--- BEGIN ---

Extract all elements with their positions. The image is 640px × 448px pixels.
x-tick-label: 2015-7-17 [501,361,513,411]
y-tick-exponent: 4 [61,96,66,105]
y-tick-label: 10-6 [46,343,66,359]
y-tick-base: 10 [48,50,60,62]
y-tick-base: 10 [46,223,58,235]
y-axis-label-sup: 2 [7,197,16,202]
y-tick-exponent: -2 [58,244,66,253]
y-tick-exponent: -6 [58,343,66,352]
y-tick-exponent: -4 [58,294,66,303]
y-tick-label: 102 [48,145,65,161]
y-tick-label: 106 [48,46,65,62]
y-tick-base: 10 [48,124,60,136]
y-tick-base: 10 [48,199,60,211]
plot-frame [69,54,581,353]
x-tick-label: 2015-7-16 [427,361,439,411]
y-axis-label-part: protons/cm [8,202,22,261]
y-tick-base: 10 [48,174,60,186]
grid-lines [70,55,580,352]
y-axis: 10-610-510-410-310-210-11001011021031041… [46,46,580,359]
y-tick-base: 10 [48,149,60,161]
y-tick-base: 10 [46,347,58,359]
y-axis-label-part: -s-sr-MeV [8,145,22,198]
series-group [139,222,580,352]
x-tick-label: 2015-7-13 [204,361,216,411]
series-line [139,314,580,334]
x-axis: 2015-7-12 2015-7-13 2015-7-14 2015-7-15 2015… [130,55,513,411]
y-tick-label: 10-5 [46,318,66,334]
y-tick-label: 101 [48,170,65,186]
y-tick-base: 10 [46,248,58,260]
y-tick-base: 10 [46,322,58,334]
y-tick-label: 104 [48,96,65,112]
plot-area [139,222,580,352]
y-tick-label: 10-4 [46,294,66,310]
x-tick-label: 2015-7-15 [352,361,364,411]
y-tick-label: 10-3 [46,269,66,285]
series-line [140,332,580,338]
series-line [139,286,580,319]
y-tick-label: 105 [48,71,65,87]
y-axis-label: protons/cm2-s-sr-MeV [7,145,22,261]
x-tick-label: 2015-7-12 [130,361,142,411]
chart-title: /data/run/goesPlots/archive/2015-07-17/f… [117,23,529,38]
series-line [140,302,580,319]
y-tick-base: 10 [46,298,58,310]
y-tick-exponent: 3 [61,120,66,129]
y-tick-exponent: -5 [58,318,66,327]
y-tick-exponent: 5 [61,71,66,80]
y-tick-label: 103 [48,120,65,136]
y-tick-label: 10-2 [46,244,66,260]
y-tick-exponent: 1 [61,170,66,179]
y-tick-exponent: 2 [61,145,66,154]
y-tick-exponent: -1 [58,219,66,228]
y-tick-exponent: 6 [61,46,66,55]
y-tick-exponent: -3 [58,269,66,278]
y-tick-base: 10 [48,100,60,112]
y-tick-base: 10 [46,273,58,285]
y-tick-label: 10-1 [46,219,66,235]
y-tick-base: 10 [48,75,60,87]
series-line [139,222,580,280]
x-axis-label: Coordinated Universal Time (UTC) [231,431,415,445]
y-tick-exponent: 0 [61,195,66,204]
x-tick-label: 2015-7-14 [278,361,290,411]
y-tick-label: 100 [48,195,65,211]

--- END ---

▶ [What the task requires] Copy every one of the records above word for word, with no changes.

▶ [Reply to the exercise]
Extract all elements with their positions. The image is 640px × 448px pixels.
x-tick-label: 2015-7-17 [501,361,513,411]
y-tick-exponent: 4 [61,96,66,105]
y-tick-label: 10-6 [46,343,66,359]
y-tick-base: 10 [48,50,60,62]
y-tick-base: 10 [46,223,58,235]
y-axis-label-sup: 2 [7,197,16,202]
y-tick-exponent: -2 [58,244,66,253]
y-tick-exponent: -6 [58,343,66,352]
y-tick-exponent: -4 [58,294,66,303]
y-tick-label: 102 [48,145,65,161]
y-tick-label: 106 [48,46,65,62]
y-tick-base: 10 [48,124,60,136]
y-tick-base: 10 [48,199,60,211]
plot-frame [69,54,581,353]
x-tick-label: 2015-7-16 [427,361,439,411]
y-axis-label-part: protons/cm [8,202,22,261]
y-tick-base: 10 [48,174,60,186]
grid-lines [70,55,580,352]
y-axis: 10-610-510-410-310-210-11001011021031041… [46,46,580,359]
y-tick-base: 10 [48,149,60,161]
y-tick-base: 10 [46,347,58,359]
y-axis-label-part: -s-sr-MeV [8,145,22,198]
series-group [139,222,580,352]
x-tick-label: 2015-7-13 [204,361,216,411]
series-line [139,314,580,334]
x-axis: 2015-7-12 2015-7-13 2015-7-14 2015-7-15 2015… [130,55,513,411]
y-tick-label: 10-5 [46,318,66,334]
y-tick-label: 101 [48,170,65,186]
y-tick-base: 10 [46,248,58,260]
y-tick-base: 10 [46,322,58,334]
y-tick-label: 104 [48,96,65,112]
plot-area [139,222,580,352]
y-tick-label: 10-4 [46,294,66,310]
x-tick-label: 2015-7-15 [352,361,364,411]
y-tick-label: 10-3 [46,269,66,285]
series-line [140,332,580,338]
series-line [139,286,580,319]
y-tick-label: 105 [48,71,65,87]
y-axis-label: protons/cm2-s-sr-MeV [7,145,22,261]
x-tick-label: 2015-7-12 [130,361,142,411]
chart-title: /data/run/goesPlots/archive/2015-07-17/f… [117,23,529,38]
series-line [140,302,580,319]
y-tick-base: 10 [46,298,58,310]
y-tick-exponent: 3 [61,120,66,129]
y-tick-exponent: -5 [58,318,66,327]
y-tick-exponent: 5 [61,71,66,80]
y-tick-label: 103 [48,120,65,136]
y-tick-label: 10-2 [46,244,66,260]
y-tick-exponent: 1 [61,170,66,179]
y-tick-exponent: 2 [61,145,66,154]
y-tick-exponent: -1 [58,219,66,228]
y-tick-exponent: 6 [61,46,66,55]
y-tick-exponent: -3 [58,269,66,278]
y-tick-base: 10 [48,100,60,112]
y-tick-base: 10 [46,273,58,285]
y-tick-label: 10-1 [46,219,66,235]
y-tick-base: 10 [48,75,60,87]
series-line [139,222,580,280]
x-axis-label: Coordinated Universal Time (UTC) [231,431,415,445]
y-tick-exponent: 0 [61,195,66,204]
x-tick-label: 2015-7-14 [278,361,290,411]
y-tick-label: 100 [48,195,65,211]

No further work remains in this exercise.